* TEXTO APRESENTADO *
Como a comunidade Cachoeira está cadastrada no aplicativo, o automapeamento a partir da definição da área e dos limites do território pode servir de documento em processos de interesse e em benefício da comunidade tradicional.
“Para o nosso futuro, eu desejo ter estrada boa de Formosa para cá, para ter um posto de saúde, médico, para não precisar ir à cidade. Ter escola, transporte. Trazer energia para cá. E que a natureza continue. Para nós viver aqui até o resto da vida nossa”, deseja.
A saúde também fica em dia com o aproveitamento das plantas medicinais do Cerrado. A geraizeira encontra na natureza a fonte de remédios para o dia a dia, de uso individual ou familiar, a partir do tronco de árvores como o barbatimão e a mangabeira.
“Eu acho muito bonito não destruir a natureza. Tem muita árvore aqui no Cerrado, muito pau que serve para medicina, para remédio. E eu conheço muito pau, né? Conheço a mangabeira, barbatimão, vários tipos do Cerrado. Muita gente de fora vem aqui já pedindo, o povo procura muito. Às vezes a gente pega o que tá precisando, chega em casa e ferve com a água para tomar, para curar uma inflamação, por exemplo”, explica.

* INSTRUÇÕES DO EXERCÍCIO *
Copie na íntegra o texto sobre a comunidade Cachoeira e as plantas medicinais do Cerrado. As linhas de dados são um material separado do texto.

* LINHAS DE DADOS *
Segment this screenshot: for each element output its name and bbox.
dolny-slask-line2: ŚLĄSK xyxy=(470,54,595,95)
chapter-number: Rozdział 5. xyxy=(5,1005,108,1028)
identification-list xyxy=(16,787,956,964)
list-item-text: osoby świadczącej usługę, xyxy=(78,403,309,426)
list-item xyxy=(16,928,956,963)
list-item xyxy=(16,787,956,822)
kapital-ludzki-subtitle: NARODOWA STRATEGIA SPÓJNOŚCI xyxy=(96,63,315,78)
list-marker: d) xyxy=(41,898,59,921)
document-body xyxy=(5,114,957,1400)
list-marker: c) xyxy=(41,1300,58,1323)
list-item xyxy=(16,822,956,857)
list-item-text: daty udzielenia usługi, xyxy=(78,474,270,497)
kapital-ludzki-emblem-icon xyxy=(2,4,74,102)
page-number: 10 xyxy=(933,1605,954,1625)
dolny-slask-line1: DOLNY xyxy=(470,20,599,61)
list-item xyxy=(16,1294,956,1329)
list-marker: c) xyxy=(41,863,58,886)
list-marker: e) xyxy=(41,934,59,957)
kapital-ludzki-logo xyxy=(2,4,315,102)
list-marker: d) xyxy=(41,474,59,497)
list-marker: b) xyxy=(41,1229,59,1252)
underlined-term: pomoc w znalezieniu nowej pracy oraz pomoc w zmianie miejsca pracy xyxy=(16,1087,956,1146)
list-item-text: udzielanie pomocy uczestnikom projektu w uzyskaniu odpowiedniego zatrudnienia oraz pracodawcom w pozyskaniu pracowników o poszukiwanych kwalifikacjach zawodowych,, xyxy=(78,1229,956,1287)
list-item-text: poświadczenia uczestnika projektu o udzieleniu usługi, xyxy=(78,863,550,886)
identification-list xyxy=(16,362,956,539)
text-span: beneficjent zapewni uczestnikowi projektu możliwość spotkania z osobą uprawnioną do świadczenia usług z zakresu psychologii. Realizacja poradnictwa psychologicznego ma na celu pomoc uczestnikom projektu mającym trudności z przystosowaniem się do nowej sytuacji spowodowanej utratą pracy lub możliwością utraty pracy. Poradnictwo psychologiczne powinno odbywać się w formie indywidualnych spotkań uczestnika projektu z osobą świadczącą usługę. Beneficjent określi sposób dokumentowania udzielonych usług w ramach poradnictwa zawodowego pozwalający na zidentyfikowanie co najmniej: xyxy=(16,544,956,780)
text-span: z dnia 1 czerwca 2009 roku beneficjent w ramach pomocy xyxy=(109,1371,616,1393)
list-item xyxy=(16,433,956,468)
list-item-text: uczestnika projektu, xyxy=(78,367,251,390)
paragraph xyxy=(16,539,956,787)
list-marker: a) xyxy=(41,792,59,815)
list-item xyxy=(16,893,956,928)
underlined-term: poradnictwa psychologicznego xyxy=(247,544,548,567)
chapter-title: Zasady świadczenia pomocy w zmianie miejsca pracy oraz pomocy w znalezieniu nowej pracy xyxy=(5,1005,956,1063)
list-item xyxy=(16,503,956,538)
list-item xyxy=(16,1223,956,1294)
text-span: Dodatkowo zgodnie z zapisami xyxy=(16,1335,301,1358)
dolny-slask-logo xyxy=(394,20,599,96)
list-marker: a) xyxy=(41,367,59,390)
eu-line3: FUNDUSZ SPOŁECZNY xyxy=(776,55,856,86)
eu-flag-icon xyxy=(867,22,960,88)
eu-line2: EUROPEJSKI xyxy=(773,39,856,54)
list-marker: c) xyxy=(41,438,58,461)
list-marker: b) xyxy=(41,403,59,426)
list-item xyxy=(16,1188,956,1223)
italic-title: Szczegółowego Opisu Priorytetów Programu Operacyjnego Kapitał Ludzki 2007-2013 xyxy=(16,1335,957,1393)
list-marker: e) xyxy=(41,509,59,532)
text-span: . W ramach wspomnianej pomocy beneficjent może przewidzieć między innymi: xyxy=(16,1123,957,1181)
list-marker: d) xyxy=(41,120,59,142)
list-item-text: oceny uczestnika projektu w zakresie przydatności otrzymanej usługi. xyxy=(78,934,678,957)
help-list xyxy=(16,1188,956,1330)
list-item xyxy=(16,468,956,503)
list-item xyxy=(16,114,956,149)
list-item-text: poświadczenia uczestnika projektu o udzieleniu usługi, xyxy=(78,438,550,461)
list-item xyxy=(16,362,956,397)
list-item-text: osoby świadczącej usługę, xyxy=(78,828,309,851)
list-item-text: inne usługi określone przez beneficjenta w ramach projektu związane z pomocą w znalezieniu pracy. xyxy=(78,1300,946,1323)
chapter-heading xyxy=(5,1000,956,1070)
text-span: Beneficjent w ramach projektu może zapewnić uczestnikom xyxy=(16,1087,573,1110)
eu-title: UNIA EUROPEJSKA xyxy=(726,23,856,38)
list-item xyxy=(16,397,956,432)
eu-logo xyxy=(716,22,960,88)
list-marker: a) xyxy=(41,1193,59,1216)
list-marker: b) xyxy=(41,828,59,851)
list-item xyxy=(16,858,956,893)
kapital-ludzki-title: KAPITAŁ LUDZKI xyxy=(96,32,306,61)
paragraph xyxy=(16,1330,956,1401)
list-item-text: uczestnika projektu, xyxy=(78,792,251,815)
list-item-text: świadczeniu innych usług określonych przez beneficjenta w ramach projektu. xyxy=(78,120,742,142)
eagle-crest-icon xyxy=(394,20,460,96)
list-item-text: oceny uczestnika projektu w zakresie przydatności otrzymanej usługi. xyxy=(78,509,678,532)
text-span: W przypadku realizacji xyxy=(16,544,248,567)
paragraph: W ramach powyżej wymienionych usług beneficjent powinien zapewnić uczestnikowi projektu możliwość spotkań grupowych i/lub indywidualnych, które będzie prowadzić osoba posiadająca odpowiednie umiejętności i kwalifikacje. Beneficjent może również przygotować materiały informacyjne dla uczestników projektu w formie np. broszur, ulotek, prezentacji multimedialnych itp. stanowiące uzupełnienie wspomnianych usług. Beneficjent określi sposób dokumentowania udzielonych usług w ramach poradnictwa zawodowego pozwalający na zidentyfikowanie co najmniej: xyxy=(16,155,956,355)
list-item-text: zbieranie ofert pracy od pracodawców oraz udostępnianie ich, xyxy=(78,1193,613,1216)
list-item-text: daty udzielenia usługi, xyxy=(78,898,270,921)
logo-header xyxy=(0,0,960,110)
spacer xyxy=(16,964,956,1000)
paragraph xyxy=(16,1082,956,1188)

* RESPOSTA DO EXERCÍCIO *
Como a comunidade Cachoeira está cadastrada no aplicativo, o automapeamento a partir da definição da área e dos limites do território pode servir de documento em processos de interesse e em benefício da comunidade tradicional.
“Para o nosso futuro, eu desejo ter estrada boa de Formosa para cá, para ter um posto de saúde, médico, para não precisar ir à cidade. Ter escola, transporte. Trazer energia para cá. E que a natureza continue. Para nós viver aqui até o resto da vida nossa”, deseja.
A saúde também fica em dia com o aproveitamento das plantas medicinais do Cerrado. A geraizeira encontra na natureza a fonte de remédios para o dia a dia, de uso individual ou familiar, a partir do tronco de árvores como o barbatimão e a mangabeira.
“Eu acho muito bonito não destruir a natureza. Tem muita árvore aqui no Cerrado, muito pau que serve para medicina, para remédio. E eu conheço muito pau, né? Conheço a mangabeira, barbatimão, vários tipos do Cerrado. Muita gente de fora vem aqui já pedindo, o povo procura muito. Às vezes a gente pega o que tá precisando, chega em casa e ferve com a água para tomar, para curar uma inflamação, por exemplo”, explica.